Source material:

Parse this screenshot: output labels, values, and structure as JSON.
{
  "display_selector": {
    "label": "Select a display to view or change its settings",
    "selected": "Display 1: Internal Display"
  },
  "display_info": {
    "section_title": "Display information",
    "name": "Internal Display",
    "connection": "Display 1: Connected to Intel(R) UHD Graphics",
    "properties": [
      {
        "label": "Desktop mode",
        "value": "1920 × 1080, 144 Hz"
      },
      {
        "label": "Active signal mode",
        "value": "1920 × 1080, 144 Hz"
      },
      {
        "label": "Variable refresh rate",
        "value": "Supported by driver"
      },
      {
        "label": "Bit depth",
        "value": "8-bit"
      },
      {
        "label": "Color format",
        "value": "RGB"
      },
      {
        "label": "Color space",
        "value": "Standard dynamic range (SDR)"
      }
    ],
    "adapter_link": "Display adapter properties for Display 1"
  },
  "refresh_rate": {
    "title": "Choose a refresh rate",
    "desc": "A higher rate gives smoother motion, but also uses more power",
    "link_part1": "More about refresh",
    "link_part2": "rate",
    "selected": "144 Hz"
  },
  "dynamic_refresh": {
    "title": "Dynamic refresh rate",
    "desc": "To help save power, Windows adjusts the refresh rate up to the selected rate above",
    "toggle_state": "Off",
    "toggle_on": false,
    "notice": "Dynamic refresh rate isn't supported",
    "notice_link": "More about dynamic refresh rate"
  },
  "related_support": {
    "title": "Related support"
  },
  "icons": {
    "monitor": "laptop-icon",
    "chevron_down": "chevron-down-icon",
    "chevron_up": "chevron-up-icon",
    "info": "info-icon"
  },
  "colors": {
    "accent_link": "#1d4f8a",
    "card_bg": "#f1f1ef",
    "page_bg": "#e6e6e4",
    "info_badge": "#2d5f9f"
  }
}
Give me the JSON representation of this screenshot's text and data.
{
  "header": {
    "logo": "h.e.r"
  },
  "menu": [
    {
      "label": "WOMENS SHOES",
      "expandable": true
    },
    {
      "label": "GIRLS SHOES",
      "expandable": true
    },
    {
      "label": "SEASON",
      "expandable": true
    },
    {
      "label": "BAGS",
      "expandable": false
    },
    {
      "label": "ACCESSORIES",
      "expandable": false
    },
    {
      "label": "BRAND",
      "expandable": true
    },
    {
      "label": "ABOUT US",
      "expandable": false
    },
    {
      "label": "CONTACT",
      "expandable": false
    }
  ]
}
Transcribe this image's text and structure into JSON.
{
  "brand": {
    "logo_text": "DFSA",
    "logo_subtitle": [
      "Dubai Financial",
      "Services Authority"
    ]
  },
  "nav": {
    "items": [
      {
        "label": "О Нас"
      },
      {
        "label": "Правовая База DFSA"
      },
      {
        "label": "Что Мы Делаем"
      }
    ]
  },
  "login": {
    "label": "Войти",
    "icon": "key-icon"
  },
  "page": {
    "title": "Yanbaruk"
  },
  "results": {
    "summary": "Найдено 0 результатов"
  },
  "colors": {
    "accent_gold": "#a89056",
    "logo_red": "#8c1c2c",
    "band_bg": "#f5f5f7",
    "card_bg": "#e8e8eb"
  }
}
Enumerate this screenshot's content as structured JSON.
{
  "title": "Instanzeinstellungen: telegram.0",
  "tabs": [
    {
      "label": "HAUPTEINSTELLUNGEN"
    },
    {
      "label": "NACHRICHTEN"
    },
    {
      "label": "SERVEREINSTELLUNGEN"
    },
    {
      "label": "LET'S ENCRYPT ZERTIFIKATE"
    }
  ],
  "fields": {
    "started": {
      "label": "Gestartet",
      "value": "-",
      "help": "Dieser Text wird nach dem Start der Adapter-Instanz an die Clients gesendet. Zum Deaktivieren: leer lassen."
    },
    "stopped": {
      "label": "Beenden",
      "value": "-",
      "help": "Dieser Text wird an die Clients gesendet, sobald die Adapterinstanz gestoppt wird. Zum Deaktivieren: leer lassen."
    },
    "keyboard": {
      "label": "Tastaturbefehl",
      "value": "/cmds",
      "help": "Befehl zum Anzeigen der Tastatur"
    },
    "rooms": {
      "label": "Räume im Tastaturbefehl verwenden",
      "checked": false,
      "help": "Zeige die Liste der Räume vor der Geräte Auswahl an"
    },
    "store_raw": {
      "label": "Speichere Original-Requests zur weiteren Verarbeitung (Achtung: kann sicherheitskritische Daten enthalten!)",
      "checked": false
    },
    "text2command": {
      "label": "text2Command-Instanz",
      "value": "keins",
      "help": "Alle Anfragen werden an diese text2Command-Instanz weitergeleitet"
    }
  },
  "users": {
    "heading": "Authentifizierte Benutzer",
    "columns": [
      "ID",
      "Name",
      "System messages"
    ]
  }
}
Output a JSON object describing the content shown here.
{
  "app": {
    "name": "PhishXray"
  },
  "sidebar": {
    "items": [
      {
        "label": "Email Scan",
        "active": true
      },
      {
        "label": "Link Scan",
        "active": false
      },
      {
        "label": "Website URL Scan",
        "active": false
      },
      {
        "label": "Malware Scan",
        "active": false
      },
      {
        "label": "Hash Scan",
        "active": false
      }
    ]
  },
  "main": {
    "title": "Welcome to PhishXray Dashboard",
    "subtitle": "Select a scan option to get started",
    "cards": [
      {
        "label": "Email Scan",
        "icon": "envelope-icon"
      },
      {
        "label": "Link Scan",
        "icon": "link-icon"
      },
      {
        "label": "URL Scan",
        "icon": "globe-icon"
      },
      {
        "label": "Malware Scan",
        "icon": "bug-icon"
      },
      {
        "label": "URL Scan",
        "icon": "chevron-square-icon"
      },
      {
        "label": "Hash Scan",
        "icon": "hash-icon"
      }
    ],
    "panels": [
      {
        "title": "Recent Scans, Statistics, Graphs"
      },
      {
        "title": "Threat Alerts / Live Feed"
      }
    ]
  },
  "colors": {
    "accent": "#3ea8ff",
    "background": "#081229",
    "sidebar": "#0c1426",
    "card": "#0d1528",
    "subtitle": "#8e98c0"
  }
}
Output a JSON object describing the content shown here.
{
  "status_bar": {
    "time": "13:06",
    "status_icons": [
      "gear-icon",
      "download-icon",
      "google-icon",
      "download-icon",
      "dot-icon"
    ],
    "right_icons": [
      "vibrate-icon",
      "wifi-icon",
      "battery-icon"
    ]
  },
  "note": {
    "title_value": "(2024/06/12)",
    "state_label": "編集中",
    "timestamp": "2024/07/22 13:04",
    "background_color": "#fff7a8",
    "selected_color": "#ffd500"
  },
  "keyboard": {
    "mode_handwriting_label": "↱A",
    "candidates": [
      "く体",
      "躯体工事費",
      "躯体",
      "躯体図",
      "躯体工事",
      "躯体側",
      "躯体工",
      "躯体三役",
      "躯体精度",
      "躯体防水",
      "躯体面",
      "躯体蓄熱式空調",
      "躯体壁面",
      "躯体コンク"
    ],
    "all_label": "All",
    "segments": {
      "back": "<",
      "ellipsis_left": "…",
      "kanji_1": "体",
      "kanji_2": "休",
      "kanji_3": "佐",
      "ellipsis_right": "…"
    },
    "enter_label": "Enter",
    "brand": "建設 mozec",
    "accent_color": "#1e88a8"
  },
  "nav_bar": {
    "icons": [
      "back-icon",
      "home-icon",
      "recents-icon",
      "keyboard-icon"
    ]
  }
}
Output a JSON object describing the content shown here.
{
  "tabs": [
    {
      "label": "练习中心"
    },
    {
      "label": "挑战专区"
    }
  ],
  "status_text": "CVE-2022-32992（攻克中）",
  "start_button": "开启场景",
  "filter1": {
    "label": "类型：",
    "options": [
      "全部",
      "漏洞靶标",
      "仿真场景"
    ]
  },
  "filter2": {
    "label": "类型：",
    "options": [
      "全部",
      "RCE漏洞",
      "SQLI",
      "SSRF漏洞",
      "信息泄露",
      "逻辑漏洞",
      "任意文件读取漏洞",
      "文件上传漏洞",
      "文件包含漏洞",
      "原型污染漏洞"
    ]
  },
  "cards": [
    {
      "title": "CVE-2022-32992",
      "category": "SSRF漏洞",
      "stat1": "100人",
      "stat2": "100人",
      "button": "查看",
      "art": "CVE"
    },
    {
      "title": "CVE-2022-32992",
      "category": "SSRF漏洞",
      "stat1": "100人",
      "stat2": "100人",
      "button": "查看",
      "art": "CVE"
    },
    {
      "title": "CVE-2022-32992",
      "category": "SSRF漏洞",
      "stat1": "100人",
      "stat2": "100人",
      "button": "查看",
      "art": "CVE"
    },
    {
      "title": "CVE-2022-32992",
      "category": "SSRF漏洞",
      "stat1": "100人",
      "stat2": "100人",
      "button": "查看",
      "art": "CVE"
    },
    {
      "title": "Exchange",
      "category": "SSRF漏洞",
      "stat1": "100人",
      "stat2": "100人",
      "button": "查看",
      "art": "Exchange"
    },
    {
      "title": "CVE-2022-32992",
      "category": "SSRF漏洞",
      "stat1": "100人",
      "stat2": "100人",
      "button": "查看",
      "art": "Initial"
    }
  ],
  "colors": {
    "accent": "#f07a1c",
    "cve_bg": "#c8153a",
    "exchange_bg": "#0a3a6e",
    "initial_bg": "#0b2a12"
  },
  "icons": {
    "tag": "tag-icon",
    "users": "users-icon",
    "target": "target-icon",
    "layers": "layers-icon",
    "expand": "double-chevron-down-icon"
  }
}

Short exercise: Pick out the lines above that hold the string "DFSA" and show them.

Task response:
    "logo_text": "DFSA",
        "label": "Правовая База DFSA"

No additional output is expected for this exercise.